Work instructions
Report every line below that holds the word "ylabel".

Data listing:
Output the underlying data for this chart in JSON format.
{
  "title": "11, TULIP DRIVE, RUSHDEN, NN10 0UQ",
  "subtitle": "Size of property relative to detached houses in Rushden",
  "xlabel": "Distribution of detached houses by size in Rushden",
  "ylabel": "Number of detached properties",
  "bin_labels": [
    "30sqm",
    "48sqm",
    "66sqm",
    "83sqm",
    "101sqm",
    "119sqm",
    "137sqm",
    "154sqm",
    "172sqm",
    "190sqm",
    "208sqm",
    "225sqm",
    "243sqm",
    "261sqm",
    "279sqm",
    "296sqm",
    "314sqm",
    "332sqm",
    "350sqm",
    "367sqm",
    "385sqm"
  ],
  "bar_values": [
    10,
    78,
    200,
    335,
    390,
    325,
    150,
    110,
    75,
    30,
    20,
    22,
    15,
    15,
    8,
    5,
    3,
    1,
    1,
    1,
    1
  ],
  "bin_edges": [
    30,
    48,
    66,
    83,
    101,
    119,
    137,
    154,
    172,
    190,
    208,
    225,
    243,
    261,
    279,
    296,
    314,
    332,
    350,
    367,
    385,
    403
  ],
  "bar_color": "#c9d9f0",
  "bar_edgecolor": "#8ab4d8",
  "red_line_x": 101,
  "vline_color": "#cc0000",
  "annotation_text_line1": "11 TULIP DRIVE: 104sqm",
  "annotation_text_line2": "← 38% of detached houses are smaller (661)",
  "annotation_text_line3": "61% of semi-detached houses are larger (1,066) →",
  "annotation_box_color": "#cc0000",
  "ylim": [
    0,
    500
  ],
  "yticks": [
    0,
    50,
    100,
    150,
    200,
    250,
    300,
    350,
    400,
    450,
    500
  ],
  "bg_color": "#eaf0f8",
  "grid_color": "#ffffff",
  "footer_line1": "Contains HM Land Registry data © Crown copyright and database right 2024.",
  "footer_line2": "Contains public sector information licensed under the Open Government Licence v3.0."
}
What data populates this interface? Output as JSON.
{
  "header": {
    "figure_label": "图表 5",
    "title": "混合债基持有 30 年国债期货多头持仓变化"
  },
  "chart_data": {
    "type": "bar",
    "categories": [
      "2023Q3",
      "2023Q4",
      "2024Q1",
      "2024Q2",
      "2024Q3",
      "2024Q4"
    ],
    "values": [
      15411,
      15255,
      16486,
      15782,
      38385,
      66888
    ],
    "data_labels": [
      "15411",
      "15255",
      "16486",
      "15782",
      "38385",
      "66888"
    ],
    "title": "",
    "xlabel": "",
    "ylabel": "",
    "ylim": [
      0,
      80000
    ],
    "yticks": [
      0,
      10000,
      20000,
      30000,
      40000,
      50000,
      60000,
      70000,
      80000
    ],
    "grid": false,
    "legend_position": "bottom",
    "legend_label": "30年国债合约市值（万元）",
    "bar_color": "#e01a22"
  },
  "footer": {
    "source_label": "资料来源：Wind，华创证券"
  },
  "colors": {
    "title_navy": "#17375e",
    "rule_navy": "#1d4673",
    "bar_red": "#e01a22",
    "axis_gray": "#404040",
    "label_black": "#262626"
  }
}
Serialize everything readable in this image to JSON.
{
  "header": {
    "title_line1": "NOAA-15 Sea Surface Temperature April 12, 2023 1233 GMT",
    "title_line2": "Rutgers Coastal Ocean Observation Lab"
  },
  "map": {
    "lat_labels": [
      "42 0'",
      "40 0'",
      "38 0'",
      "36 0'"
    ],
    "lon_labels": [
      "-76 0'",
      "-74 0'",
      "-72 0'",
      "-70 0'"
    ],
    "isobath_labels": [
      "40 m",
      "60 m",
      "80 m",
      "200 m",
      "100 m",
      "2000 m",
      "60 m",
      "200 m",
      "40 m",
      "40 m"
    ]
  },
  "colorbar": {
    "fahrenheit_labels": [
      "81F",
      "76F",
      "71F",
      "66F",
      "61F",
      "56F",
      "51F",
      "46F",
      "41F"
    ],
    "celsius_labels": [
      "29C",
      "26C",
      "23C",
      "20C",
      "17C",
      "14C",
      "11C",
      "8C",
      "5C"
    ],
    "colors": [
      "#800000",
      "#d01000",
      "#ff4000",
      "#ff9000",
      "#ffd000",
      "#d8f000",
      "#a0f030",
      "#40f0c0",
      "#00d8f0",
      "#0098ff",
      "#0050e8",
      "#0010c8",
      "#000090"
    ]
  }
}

Complete output
  "ylabel": "Number of detached properties",
    "ylabel": "",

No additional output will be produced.